*WHAT NEEDS TO BE DONE*: Give the number of lines that include the string "اکرم", nothing more.

*GIVEN RECORDS*:
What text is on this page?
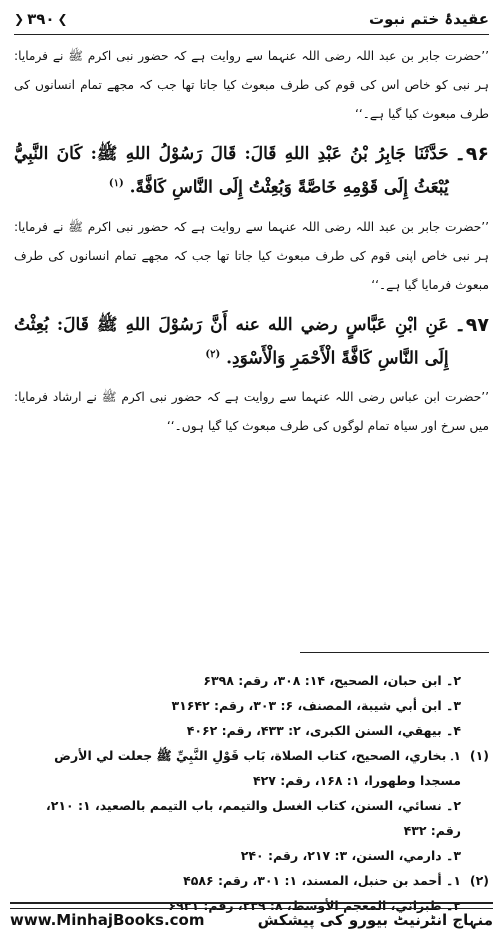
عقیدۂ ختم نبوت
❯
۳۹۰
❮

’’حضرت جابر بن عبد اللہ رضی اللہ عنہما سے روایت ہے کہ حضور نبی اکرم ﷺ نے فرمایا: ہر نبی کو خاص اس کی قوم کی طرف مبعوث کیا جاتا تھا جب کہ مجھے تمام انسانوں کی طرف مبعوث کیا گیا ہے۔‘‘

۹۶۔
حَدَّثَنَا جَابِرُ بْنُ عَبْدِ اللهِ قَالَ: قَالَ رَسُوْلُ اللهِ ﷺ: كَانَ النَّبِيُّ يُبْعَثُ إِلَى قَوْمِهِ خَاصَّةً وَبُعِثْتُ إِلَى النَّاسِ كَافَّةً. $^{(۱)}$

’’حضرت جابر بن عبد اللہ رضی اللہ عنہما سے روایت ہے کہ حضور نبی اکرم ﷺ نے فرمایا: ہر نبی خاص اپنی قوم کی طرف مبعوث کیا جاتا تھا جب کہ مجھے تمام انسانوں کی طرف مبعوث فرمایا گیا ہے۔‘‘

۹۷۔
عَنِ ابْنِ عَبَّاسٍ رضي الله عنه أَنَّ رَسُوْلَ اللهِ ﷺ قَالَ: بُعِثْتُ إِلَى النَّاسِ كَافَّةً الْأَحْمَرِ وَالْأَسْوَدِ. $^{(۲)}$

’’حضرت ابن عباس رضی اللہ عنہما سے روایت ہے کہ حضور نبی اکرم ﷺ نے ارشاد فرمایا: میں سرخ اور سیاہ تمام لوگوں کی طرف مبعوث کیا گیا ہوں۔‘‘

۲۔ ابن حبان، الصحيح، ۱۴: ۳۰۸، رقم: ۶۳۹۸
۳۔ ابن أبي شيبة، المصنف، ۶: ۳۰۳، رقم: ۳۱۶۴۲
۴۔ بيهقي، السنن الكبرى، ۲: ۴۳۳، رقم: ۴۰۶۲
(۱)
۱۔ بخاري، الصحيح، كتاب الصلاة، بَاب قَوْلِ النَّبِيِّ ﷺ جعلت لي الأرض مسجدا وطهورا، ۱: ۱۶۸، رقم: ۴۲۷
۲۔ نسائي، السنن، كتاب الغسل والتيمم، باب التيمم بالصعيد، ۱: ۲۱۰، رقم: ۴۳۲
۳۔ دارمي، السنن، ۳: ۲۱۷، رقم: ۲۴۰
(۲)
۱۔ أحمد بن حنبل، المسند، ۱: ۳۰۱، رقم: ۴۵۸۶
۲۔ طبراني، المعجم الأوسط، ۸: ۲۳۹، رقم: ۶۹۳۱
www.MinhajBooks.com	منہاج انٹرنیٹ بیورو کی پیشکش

*REPLY TO THE EXERCISE*: 3